All of the data needs to be repeated exactly.

> **Entries shown**:
##########

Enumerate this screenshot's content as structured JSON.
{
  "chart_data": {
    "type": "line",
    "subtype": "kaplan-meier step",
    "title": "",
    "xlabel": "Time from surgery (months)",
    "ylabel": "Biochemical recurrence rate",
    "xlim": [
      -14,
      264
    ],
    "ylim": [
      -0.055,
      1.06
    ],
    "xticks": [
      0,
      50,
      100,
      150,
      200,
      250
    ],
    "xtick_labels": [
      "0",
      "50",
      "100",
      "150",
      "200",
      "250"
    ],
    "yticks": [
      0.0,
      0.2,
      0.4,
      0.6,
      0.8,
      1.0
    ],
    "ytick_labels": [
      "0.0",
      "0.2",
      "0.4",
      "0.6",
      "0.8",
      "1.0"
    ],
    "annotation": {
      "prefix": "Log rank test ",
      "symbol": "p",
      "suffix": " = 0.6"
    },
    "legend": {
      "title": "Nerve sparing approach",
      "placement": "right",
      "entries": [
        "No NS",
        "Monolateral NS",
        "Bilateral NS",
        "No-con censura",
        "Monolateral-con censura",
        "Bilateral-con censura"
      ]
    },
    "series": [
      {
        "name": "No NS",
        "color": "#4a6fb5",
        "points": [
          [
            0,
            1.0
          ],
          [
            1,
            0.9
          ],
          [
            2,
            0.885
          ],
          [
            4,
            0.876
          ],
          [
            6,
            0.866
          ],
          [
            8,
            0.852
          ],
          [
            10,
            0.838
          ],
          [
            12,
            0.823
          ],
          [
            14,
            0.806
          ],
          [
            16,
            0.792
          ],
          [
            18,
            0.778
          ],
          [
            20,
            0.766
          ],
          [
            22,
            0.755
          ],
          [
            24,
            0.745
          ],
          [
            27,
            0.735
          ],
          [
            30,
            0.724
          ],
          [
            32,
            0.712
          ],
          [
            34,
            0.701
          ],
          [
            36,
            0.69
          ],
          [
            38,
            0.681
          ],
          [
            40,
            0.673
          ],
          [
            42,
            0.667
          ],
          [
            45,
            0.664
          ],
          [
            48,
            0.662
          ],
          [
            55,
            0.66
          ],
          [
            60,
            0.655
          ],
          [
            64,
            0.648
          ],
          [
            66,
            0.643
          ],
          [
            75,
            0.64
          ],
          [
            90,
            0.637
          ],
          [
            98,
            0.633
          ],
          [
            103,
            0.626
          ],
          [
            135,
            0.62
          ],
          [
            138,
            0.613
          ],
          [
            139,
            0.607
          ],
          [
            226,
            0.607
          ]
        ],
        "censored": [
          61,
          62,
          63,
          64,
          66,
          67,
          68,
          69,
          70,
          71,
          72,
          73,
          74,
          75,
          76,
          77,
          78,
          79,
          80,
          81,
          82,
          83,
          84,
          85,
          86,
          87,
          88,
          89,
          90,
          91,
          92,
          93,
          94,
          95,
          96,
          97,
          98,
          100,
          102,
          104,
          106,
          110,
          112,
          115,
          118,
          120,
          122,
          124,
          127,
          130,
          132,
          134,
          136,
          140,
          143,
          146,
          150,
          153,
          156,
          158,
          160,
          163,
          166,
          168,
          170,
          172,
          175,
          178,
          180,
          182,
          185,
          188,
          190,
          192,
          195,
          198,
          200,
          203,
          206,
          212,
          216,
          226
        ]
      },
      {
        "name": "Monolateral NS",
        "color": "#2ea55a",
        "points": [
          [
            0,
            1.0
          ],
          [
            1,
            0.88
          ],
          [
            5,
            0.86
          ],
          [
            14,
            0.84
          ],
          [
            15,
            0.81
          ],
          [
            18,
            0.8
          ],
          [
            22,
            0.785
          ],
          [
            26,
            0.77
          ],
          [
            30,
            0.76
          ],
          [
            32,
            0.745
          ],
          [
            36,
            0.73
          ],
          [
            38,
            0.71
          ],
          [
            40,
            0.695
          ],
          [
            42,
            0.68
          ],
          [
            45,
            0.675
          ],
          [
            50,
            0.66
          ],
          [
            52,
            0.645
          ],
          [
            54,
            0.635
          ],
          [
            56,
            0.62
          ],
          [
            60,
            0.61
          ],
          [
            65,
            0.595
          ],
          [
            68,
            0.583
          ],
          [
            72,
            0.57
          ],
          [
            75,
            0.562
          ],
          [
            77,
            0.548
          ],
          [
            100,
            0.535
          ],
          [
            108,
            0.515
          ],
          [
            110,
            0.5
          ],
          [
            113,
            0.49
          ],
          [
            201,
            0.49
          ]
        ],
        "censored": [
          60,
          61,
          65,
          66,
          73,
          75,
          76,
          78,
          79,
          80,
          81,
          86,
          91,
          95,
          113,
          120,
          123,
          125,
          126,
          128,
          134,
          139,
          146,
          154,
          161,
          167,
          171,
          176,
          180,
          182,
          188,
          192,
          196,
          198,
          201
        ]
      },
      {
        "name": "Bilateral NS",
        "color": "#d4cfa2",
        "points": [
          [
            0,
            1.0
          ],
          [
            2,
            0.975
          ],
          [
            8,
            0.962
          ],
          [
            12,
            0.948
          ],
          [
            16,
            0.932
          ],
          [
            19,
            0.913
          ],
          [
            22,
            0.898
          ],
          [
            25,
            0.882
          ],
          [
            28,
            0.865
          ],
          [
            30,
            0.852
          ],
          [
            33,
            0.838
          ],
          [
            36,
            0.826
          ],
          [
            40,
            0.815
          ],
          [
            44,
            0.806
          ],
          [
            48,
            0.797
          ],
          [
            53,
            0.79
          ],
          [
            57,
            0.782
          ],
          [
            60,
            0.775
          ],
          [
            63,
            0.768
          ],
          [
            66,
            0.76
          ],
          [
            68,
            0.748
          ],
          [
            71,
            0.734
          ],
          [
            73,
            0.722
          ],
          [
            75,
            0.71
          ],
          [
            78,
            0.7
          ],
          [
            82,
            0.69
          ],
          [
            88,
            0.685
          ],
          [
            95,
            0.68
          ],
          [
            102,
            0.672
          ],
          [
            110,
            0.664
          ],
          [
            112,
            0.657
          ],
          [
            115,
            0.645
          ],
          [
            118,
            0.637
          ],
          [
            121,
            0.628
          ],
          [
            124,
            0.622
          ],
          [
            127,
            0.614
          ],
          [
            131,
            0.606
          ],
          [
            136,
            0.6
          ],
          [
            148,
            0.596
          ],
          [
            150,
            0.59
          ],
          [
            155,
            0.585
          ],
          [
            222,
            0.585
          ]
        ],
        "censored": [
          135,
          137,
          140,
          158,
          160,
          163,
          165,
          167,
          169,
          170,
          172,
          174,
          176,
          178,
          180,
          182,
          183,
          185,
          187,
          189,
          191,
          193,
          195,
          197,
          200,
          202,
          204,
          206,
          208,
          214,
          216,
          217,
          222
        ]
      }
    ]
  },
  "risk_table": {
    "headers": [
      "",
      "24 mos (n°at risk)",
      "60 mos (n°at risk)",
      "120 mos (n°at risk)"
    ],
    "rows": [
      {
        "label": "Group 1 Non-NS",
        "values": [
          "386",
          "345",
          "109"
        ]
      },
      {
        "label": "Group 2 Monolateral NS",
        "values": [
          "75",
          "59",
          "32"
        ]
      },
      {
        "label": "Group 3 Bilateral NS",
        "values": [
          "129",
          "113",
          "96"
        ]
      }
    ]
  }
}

##########

> **Solution to this task**:
Enumerate this screenshot's content as structured JSON.
{
  "chart_data": {
    "type": "line",
    "subtype": "kaplan-meier step",
    "title": "",
    "xlabel": "Time from surgery (months)",
    "ylabel": "Biochemical recurrence rate",
    "xlim": [
      -14,
      264
    ],
    "ylim": [
      -0.055,
      1.06
    ],
    "xticks": [
      0,
      50,
      100,
      150,
      200,
      250
    ],
    "xtick_labels": [
      "0",
      "50",
      "100",
      "150",
      "200",
      "250"
    ],
    "yticks": [
      0.0,
      0.2,
      0.4,
      0.6,
      0.8,
      1.0
    ],
    "ytick_labels": [
      "0.0",
      "0.2",
      "0.4",
      "0.6",
      "0.8",
      "1.0"
    ],
    "annotation": {
      "prefix": "Log rank test ",
      "symbol": "p",
      "suffix": " = 0.6"
    },
    "legend": {
      "title": "Nerve sparing approach",
      "placement": "right",
      "entries": [
        "No NS",
        "Monolateral NS",
        "Bilateral NS",
        "No-con censura",
        "Monolateral-con censura",
        "Bilateral-con censura"
      ]
    },
    "series": [
      {
        "name": "No NS",
        "color": "#4a6fb5",
        "points": [
          [
            0,
            1.0
          ],
          [
            1,
            0.9
          ],
          [
            2,
            0.885
          ],
          [
            4,
            0.876
          ],
          [
            6,
            0.866
          ],
          [
            8,
            0.852
          ],
          [
            10,
            0.838
          ],
          [
            12,
            0.823
          ],
          [
            14,
            0.806
          ],
          [
            16,
            0.792
          ],
          [
            18,
            0.778
          ],
          [
            20,
            0.766
          ],
          [
            22,
            0.755
          ],
          [
            24,
            0.745
          ],
          [
            27,
            0.735
          ],
          [
            30,
            0.724
          ],
          [
            32,
            0.712
          ],
          [
            34,
            0.701
          ],
          [
            36,
            0.69
          ],
          [
            38,
            0.681
          ],
          [
            40,
            0.673
          ],
          [
            42,
            0.667
          ],
          [
            45,
            0.664
          ],
          [
            48,
            0.662
          ],
          [
            55,
            0.66
          ],
          [
            60,
            0.655
          ],
          [
            64,
            0.648
          ],
          [
            66,
            0.643
          ],
          [
            75,
            0.64
          ],
          [
            90,
            0.637
          ],
          [
            98,
            0.633
          ],
          [
            103,
            0.626
          ],
          [
            135,
            0.62
          ],
          [
            138,
            0.613
          ],
          [
            139,
            0.607
          ],
          [
            226,
            0.607
          ]
        ],
        "censored": [
          61,
          62,
          63,
          64,
          66,
          67,
          68,
          69,
          70,
          71,
          72,
          73,
          74,
          75,
          76,
          77,
          78,
          79,
          80,
          81,
          82,
          83,
          84,
          85,
          86,
          87,
          88,
          89,
          90,
          91,
          92,
          93,
          94,
          95,
          96,
          97,
          98,
          100,
          102,
          104,
          106,
          110,
          112,
          115,
          118,
          120,
          122,
          124,
          127,
          130,
          132,
          134,
          136,
          140,
          143,
          146,
          150,
          153,
          156,
          158,
          160,
          163,
          166,
          168,
          170,
          172,
          175,
          178,
          180,
          182,
          185,
          188,
          190,
          192,
          195,
          198,
          200,
          203,
          206,
          212,
          216,
          226
        ]
      },
      {
        "name": "Monolateral NS",
        "color": "#2ea55a",
        "points": [
          [
            0,
            1.0
          ],
          [
            1,
            0.88
          ],
          [
            5,
            0.86
          ],
          [
            14,
            0.84
          ],
          [
            15,
            0.81
          ],
          [
            18,
            0.8
          ],
          [
            22,
            0.785
          ],
          [
            26,
            0.77
          ],
          [
            30,
            0.76
          ],
          [
            32,
            0.745
          ],
          [
            36,
            0.73
          ],
          [
            38,
            0.71
          ],
          [
            40,
            0.695
          ],
          [
            42,
            0.68
          ],
          [
            45,
            0.675
          ],
          [
            50,
            0.66
          ],
          [
            52,
            0.645
          ],
          [
            54,
            0.635
          ],
          [
            56,
            0.62
          ],
          [
            60,
            0.61
          ],
          [
            65,
            0.595
          ],
          [
            68,
            0.583
          ],
          [
            72,
            0.57
          ],
          [
            75,
            0.562
          ],
          [
            77,
            0.548
          ],
          [
            100,
            0.535
          ],
          [
            108,
            0.515
          ],
          [
            110,
            0.5
          ],
          [
            113,
            0.49
          ],
          [
            201,
            0.49
          ]
        ],
        "censored": [
          60,
          61,
          65,
          66,
          73,
          75,
          76,
          78,
          79,
          80,
          81,
          86,
          91,
          95,
          113,
          120,
          123,
          125,
          126,
          128,
          134,
          139,
          146,
          154,
          161,
          167,
          171,
          176,
          180,
          182,
          188,
          192,
          196,
          198,
          201
        ]
      },
      {
        "name": "Bilateral NS",
        "color": "#d4cfa2",
        "points": [
          [
            0,
            1.0
          ],
          [
            2,
            0.975
          ],
          [
            8,
            0.962
          ],
          [
            12,
            0.948
          ],
          [
            16,
            0.932
          ],
          [
            19,
            0.913
          ],
          [
            22,
            0.898
          ],
          [
            25,
            0.882
          ],
          [
            28,
            0.865
          ],
          [
            30,
            0.852
          ],
          [
            33,
            0.838
          ],
          [
            36,
            0.826
          ],
          [
            40,
            0.815
          ],
          [
            44,
            0.806
          ],
          [
            48,
            0.797
          ],
          [
            53,
            0.79
          ],
          [
            57,
            0.782
          ],
          [
            60,
            0.775
          ],
          [
            63,
            0.768
          ],
          [
            66,
            0.76
          ],
          [
            68,
            0.748
          ],
          [
            71,
            0.734
          ],
          [
            73,
            0.722
          ],
          [
            75,
            0.71
          ],
          [
            78,
            0.7
          ],
          [
            82,
            0.69
          ],
          [
            88,
            0.685
          ],
          [
            95,
            0.68
          ],
          [
            102,
            0.672
          ],
          [
            110,
            0.664
          ],
          [
            112,
            0.657
          ],
          [
            115,
            0.645
          ],
          [
            118,
            0.637
          ],
          [
            121,
            0.628
          ],
          [
            124,
            0.622
          ],
          [
            127,
            0.614
          ],
          [
            131,
            0.606
          ],
          [
            136,
            0.6
          ],
          [
            148,
            0.596
          ],
          [
            150,
            0.59
          ],
          [
            155,
            0.585
          ],
          [
            222,
            0.585
          ]
        ],
        "censored": [
          135,
          137,
          140,
          158,
          160,
          163,
          165,
          167,
          169,
          170,
          172,
          174,
          176,
          178,
          180,
          182,
          183,
          185,
          187,
          189,
          191,
          193,
          195,
          197,
          200,
          202,
          204,
          206,
          208,
          214,
          216,
          217,
          222
        ]
      }
    ]
  },
  "risk_table": {
    "headers": [
      "",
      "24 mos (n°at risk)",
      "60 mos (n°at risk)",
      "120 mos (n°at risk)"
    ],
    "rows": [
      {
        "label": "Group 1 Non-NS",
        "values": [
          "386",
          "345",
          "109"
        ]
      },
      {
        "label": "Group 2 Monolateral NS",
        "values": [
          "75",
          "59",
          "32"
        ]
      },
      {
        "label": "Group 3 Bilateral NS",
        "values": [
          "129",
          "113",
          "96"
        ]
      }
    ]
  }
}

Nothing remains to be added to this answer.